(Rows from a layout dataset)
________________

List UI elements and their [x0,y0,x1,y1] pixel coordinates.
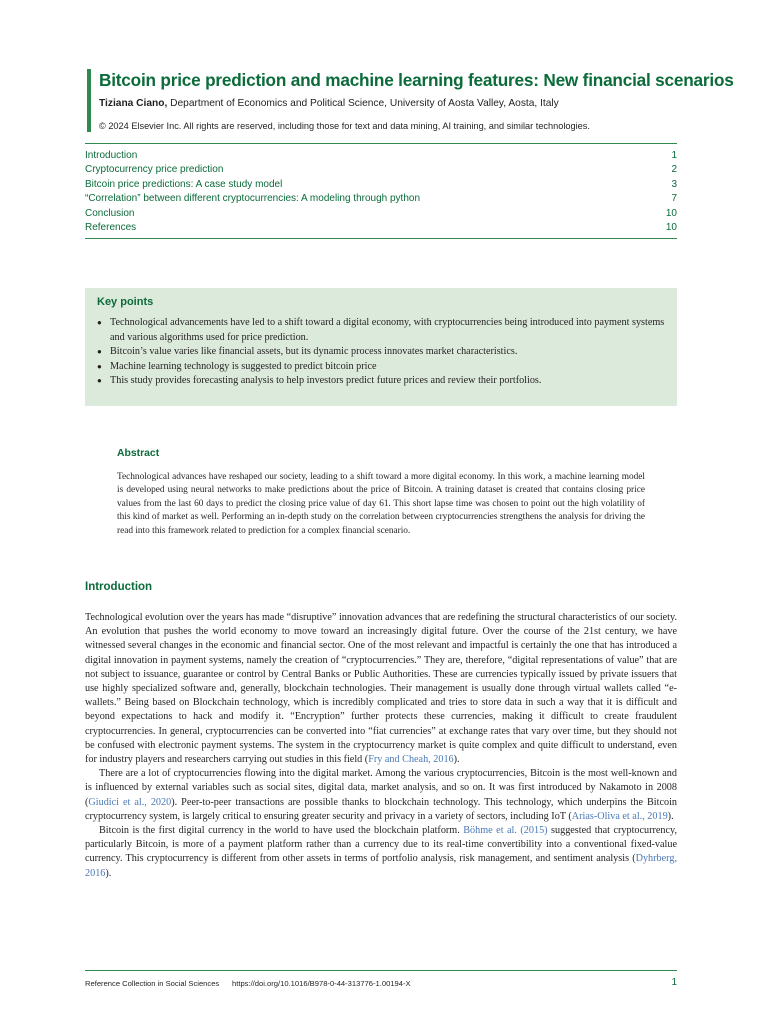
author-name: Tiziana Ciano, [99,98,168,109]
toc-label[interactable]: Cryptocurrency price prediction [85,164,224,176]
paragraph-text: ). Peer-to-peer transactions are possible thanks to blockchain technology. This technology, which underpins the Bitcoin cryptocurrency system, is largely critical to ensuring greater security and privacy in a variety of sectors, including IoT ( [85,796,677,822]
article-title: Bitcoin price prediction and machine learning features: New financial scenarios [99,70,734,90]
toc-item-references[interactable] [85,221,677,235]
key-points-box [85,288,677,406]
citation-link[interactable]: Böhme et al. (2015) [463,825,548,837]
toc-item-cryptocurrency-price-prediction[interactable] [85,163,677,177]
paragraph-text: suggested that cryptocurrency, particularly Bitcoin, is more of a payment platform rather than a currency due to its real-time convertibility into a conventional fixed-value currency. This cryptocurrency is different from other assets in terms of portfolio analysis, risk management, and sentiment analysis ( [85,825,678,865]
toc-page[interactable]: 1 [671,150,677,161]
paragraph-text: There are a lot of cryptocurrencies flowing into the digital market. Among the various cryptocurrencies, Bitcoin is the most well-known and is influenced by external variables such as social sites, digital data, market analysis, and so on. It was first introduced by Nakamoto in 2008 ( [85,768,677,808]
citation-link[interactable]: Fry and Cheah, 2016 [368,754,454,766]
table-of-contents [85,143,677,239]
key-point-item: ● This study provides forecasting analysis to help investors predict future prices and review their portfolios. [97,374,665,389]
key-point-item: ● Bitcoin’s value varies like financial assets, but its dynamic process innovates market characteristics. [97,345,665,360]
introduction-body [85,611,677,881]
citation-link[interactable]: Giudici et al., 2020 [88,796,172,808]
toc-page[interactable]: 10 [665,207,677,219]
key-point-item: ● Machine learning technology is suggested to predict bitcoin price [97,360,665,375]
paragraph-text: ). [667,810,674,822]
key-point-item: ● Technological advancements have led to a shift toward a digital economy, with cryptocurrencies being introduced into payment systems and various algorithms used for price prediction. [97,316,665,345]
toc-item-conclusion[interactable] [85,207,677,221]
footer-doi-link[interactable]: https://doi.org/10.1016/B978-0-44-313776-1.00194-X [232,979,411,988]
copyright-notice: © 2024 Elsevier Inc. All rights are reserved, including those for text and data mining, AI training, and similar technologies. [99,121,590,131]
abstract-text: Technological advances have reshaped our society, leading to a shift toward a more digital economy. In this work, a machine learning model is developed using neural networks to make predictions about the price of Bitcoin. A training dataset is created that contains closing price values from the last 60 days to predict the closing price value of day 61. This short lapse time was chosen to point out the high volatility of this kind of market as well. Performing an in-depth study on the correlation between cryptocurrencies strengthens the analysis for driving the read into this framework related to prediction for a complex financial scenario. [117,472,645,536]
toc-item-correlation[interactable] [85,192,677,206]
paragraph-text: Bitcoin is the first digital currency in the world to have used the blockchain platform. [99,825,464,837]
citation-link[interactable]: Arias-Oliva et al., 2019 [571,810,668,822]
abstract-section [117,448,645,538]
toc-page[interactable]: 3 [671,178,677,190]
paragraph [85,767,677,824]
paragraph [85,824,677,881]
toc-label[interactable]: Bitcoin price predictions: A case study model [85,178,283,190]
toc-page[interactable]: 2 [671,164,677,176]
paragraph [85,611,677,767]
paragraph-text: ). [453,754,460,766]
toc-item-introduction[interactable] [85,149,677,163]
page-number: 1 [671,977,677,988]
page-footer [85,970,677,988]
author-line [99,97,687,111]
toc-label[interactable]: References [85,222,137,234]
paragraph-text: Technological evolution over the years has made “disruptive” innovation advances that are redefining the structural characteristics of our society. An evolution that pushes the world economy to move toward an increasingly digital future. Over the course of the 21st century, we have witnessed several changes in the economic and financial sector. One of the most relevant and impactful is certainly the one that has introduced a digital innovation in payment systems, namely the creation of “cryptocurrencies.” They are, therefore, “digital representations of value” that are not subject to issuance, guarantee or control by Central Banks or Public Authorities. These are currencies typically issued by private issuers that use highly specialized software and, generally, blockchain technologies. Their management is usually done through virtual wallets called “e-wallets.” Being based on Blockchain technology, which is incredibly complicated and tries to store data in such a way that it is difficult and beyond expectations to hack and modify it. “Encryption” further protects these currencies, making it difficult to create fraudulent cryptocurrencies. In general, cryptocurrencies can be converted into “fiat currencies” at exchange rates that vary over time, but they should not be confused with electronic payment systems. The system in the cryptocurrency market is quite complex and quite difficult to understand, even for industry players and researchers carrying out studies in this field ( [85,612,677,766]
key-points-list [97,316,665,389]
footer-collection: Reference Collection in Social Sciences [85,979,220,988]
toc-label[interactable]: Conclusion [85,207,135,219]
abstract-title: Abstract [117,448,160,459]
section-heading-introduction: Introduction [85,581,153,593]
author-affiliation: Department of Economics and Political Science, University of Aosta Valley, Aosta, Italy [167,98,559,109]
paragraph-text: ). [105,867,112,879]
toc-item-case-study[interactable] [85,178,677,192]
toc-page[interactable]: 10 [665,222,677,234]
key-points-title: Key points [97,296,154,308]
toc-page[interactable]: 7 [671,193,677,205]
toc-label[interactable]: “Correlation” between different cryptocurrencies: A modeling through python [85,193,421,205]
article-header [87,69,734,132]
toc-label[interactable]: Introduction [85,150,138,161]
citation-link[interactable]: Dyhrberg, 2016 [85,853,677,879]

________________

» TASK TO COMPLETE
How many lines in the entries above contain the string "title", matching case exactly? Reply with only the number.

» WRITTEN SOLUTION
3